§ Problem to solve: Pull every line containing "vertretenen" from the entries.

§ Data records:
________
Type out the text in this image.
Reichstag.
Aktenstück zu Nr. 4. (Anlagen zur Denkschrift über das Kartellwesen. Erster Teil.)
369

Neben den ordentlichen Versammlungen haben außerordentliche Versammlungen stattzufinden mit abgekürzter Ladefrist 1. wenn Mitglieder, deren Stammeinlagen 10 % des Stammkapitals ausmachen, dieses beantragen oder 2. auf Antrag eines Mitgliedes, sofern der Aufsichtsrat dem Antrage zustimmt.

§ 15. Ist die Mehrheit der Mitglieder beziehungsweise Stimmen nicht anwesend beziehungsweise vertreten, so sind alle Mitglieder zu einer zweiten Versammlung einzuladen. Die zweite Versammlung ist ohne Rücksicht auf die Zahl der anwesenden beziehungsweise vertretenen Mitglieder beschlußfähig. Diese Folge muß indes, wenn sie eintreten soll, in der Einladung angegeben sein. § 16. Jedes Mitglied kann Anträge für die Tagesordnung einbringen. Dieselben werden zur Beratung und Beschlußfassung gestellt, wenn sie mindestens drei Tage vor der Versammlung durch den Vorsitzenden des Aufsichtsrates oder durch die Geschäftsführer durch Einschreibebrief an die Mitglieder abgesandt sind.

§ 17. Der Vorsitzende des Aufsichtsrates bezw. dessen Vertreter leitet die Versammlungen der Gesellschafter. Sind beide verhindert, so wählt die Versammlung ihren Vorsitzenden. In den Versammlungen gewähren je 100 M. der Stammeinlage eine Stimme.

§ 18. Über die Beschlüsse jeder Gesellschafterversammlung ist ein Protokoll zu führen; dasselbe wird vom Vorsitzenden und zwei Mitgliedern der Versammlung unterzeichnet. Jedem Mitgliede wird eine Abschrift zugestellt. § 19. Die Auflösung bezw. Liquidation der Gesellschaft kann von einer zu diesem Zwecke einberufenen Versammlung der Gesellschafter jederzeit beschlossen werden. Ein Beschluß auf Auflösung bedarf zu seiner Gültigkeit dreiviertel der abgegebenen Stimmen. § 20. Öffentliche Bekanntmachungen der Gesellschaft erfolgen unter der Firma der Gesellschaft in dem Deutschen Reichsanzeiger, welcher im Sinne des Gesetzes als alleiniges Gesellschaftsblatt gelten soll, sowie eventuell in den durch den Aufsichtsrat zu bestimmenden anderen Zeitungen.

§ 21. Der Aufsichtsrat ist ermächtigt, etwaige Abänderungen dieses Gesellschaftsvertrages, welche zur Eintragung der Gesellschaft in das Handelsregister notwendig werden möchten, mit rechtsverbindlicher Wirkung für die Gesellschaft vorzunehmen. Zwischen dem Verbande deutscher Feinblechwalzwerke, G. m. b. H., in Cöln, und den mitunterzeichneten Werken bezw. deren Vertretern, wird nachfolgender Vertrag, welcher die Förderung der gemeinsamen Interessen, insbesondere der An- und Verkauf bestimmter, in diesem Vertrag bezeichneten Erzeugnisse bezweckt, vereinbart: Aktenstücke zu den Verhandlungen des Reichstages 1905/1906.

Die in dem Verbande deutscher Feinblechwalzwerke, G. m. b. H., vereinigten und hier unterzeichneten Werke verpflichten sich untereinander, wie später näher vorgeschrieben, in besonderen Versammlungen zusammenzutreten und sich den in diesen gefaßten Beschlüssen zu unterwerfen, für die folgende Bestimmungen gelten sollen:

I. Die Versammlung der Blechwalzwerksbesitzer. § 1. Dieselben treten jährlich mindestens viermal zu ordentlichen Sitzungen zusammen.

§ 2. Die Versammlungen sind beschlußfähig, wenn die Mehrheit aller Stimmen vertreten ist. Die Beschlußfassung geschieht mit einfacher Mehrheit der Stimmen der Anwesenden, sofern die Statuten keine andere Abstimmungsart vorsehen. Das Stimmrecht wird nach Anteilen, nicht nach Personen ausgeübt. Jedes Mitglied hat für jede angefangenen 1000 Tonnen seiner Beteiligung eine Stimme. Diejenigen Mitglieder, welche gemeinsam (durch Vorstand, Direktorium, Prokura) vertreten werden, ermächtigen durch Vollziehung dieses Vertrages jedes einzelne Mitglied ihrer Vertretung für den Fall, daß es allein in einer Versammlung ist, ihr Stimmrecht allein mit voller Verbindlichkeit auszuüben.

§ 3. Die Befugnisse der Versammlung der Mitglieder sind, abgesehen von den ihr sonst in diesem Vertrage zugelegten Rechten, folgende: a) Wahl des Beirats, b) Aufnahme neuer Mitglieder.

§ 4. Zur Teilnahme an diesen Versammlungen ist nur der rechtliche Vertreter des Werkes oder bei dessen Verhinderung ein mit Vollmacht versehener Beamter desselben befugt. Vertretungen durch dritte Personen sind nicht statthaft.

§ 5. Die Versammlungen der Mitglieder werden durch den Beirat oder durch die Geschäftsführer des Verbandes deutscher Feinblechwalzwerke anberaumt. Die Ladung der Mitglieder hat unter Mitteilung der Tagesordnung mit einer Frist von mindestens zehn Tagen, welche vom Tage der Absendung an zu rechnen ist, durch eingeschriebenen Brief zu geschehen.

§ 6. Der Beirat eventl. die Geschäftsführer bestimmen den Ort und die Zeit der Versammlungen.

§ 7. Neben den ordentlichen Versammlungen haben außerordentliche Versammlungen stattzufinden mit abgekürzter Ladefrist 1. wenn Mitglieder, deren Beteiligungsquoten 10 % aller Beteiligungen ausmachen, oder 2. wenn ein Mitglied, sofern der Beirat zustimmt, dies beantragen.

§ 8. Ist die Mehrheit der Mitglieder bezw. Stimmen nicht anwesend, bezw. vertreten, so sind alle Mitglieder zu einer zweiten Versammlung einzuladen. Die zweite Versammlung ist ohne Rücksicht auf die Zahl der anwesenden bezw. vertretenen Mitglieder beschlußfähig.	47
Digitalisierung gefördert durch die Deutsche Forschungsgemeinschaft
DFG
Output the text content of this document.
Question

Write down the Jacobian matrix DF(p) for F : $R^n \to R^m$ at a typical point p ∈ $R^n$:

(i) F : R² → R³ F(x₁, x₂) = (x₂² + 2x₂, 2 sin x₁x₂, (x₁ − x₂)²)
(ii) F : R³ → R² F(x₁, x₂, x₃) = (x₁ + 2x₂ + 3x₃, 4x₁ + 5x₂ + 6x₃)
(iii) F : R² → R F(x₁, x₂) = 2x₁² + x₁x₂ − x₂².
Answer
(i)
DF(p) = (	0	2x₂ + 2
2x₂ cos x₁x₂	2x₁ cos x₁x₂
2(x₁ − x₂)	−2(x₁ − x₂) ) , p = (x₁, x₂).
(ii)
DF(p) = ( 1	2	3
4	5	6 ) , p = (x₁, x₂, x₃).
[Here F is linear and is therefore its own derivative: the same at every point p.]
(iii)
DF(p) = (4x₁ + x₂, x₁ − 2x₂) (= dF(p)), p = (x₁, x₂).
________
§ Final result:
§ 15. Ist die Mehrheit der Mitglieder beziehungsweise Stimmen nicht anwesend beziehungsweise vertreten, so sind alle Mitglieder zu einer zweiten Versammlung einzuladen. Die zweite Versammlung ist ohne Rücksicht auf die Zahl der anwesenden beziehungsweise vertretenen Mitglieder beschlußfähig. Diese Folge muß indes, wenn sie eintreten soll, in der Einladung angegeben sein. § 16. Jedes Mitglied kann Anträge für die Tagesordnung einbringen. Dieselben werden zur Beratung und Beschlußfassung gestellt, wenn sie mindestens drei Tage vor der Versammlung durch den Vorsitzenden des Aufsichtsrates oder durch die Geschäftsführer durch Einschreibebrief an die Mitglieder abgesandt sind.
§ 8. Ist die Mehrheit der Mitglieder bezw. Stimmen nicht anwesend, bezw. vertreten, so sind alle Mitglieder zu einer zweiten Versammlung einzuladen. Die zweite Versammlung ist ohne Rücksicht auf die Zahl der anwesenden bezw. vertretenen Mitglieder beschlußfähig.	47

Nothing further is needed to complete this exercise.